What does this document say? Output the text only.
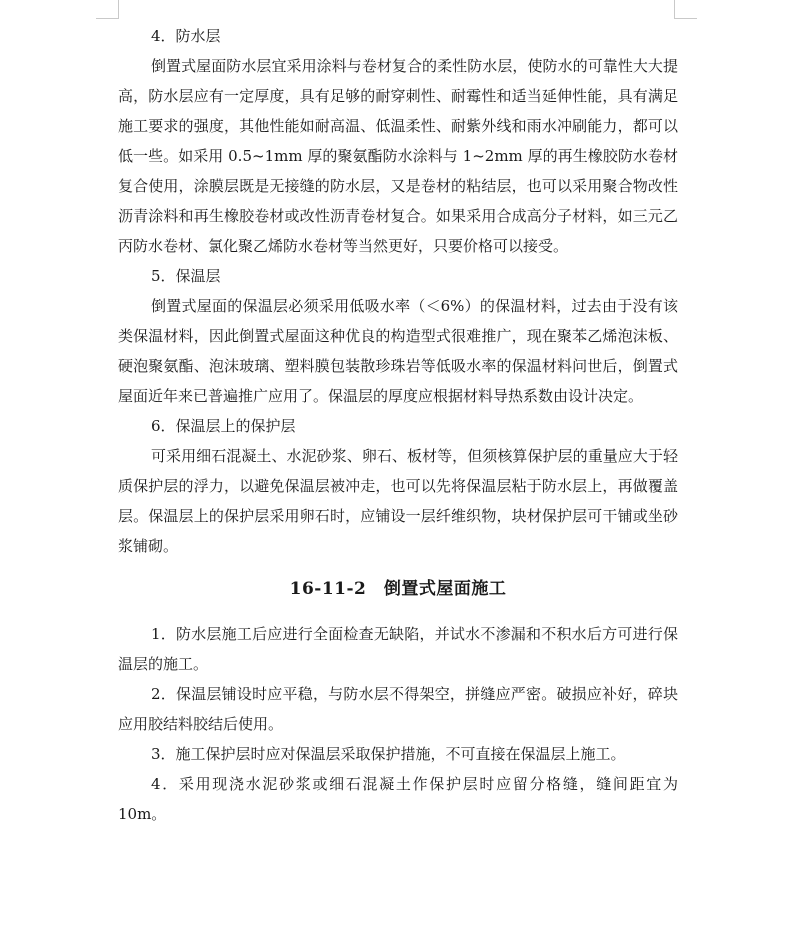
4．防水层

倒置式屋面防水层宜采用涂料与卷材复合的柔性防水层，使防水的可靠性大大提高，防水层应有一定厚度，具有足够的耐穿刺性、耐霉性和适当延伸性能，具有满足施工要求的强度，其他性能如耐高温、低温柔性、耐紫外线和雨水冲刷能力，都可以低一些。如采用 0.5~1mm 厚的聚氨酯防水涂料与 1~2mm 厚的再生橡胶防水卷材复合使用，涂膜层既是无接缝的防水层，又是卷材的粘结层，也可以采用聚合物改性沥青涂料和再生橡胶卷材或改性沥青卷材复合。如果采用合成高分子材料，如三元乙丙防水卷材、氯化聚乙烯防水卷材等当然更好，只要价格可以接受。

5．保温层

倒置式屋面的保温层必须采用低吸水率（＜6%）的保温材料，过去由于没有该类保温材料，因此倒置式屋面这种优良的构造型式很难推广，现在聚苯乙烯泡沫板、硬泡聚氨酯、泡沫玻璃、塑料膜包装散珍珠岩等低吸水率的保温材料问世后，倒置式屋面近年来已普遍推广应用了。保温层的厚度应根据材料导热系数由设计决定。

6．保温层上的保护层

可采用细石混凝土、水泥砂浆、卵石、板材等，但须核算保护层的重量应大于轻质保护层的浮力，以避免保温层被冲走，也可以先将保温层粘于防水层上，再做覆盖层。保温层上的保护层采用卵石时，应铺设一层纤维织物，块材保护层可干铺或坐砂浆铺砌。

16-11-2　倒置式屋面施工

1．防水层施工后应进行全面检查无缺陷，并试水不渗漏和不积水后方可进行保温层的施工。

2．保温层铺设时应平稳，与防水层不得架空，拼缝应严密。破损应补好，碎块应用胶结料胶结后使用。

3．施工保护层时应对保温层采取保护措施，不可直接在保温层上施工。

4．采用现浇水泥砂浆或细石混凝土作保护层时应留分格缝，缝间距宜为 10m。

### [WHAT YOU NEED TO DO]
Copy every line of the data word for word, omitting the images.

### [EXPECTED OUTPUT]
What does this document say? Output the text only.
4．防水层

倒置式屋面防水层宜采用涂料与卷材复合的柔性防水层，使防水的可靠性大大提高，防水层应有一定厚度，具有足够的耐穿刺性、耐霉性和适当延伸性能，具有满足施工要求的强度，其他性能如耐高温、低温柔性、耐紫外线和雨水冲刷能力，都可以低一些。如采用 0.5~1mm 厚的聚氨酯防水涂料与 1~2mm 厚的再生橡胶防水卷材复合使用，涂膜层既是无接缝的防水层，又是卷材的粘结层，也可以采用聚合物改性沥青涂料和再生橡胶卷材或改性沥青卷材复合。如果采用合成高分子材料，如三元乙丙防水卷材、氯化聚乙烯防水卷材等当然更好，只要价格可以接受。

5．保温层

倒置式屋面的保温层必须采用低吸水率（＜6%）的保温材料，过去由于没有该类保温材料，因此倒置式屋面这种优良的构造型式很难推广，现在聚苯乙烯泡沫板、硬泡聚氨酯、泡沫玻璃、塑料膜包装散珍珠岩等低吸水率的保温材料问世后，倒置式屋面近年来已普遍推广应用了。保温层的厚度应根据材料导热系数由设计决定。

6．保温层上的保护层

可采用细石混凝土、水泥砂浆、卵石、板材等，但须核算保护层的重量应大于轻质保护层的浮力，以避免保温层被冲走，也可以先将保温层粘于防水层上，再做覆盖层。保温层上的保护层采用卵石时，应铺设一层纤维织物，块材保护层可干铺或坐砂浆铺砌。

16-11-2　倒置式屋面施工

1．防水层施工后应进行全面检查无缺陷，并试水不渗漏和不积水后方可进行保温层的施工。

2．保温层铺设时应平稳，与防水层不得架空，拼缝应严密。破损应补好，碎块应用胶结料胶结后使用。

3．施工保护层时应对保温层采取保护措施，不可直接在保温层上施工。

4．采用现浇水泥砂浆或细石混凝土作保护层时应留分格缝，缝间距宜为 10m。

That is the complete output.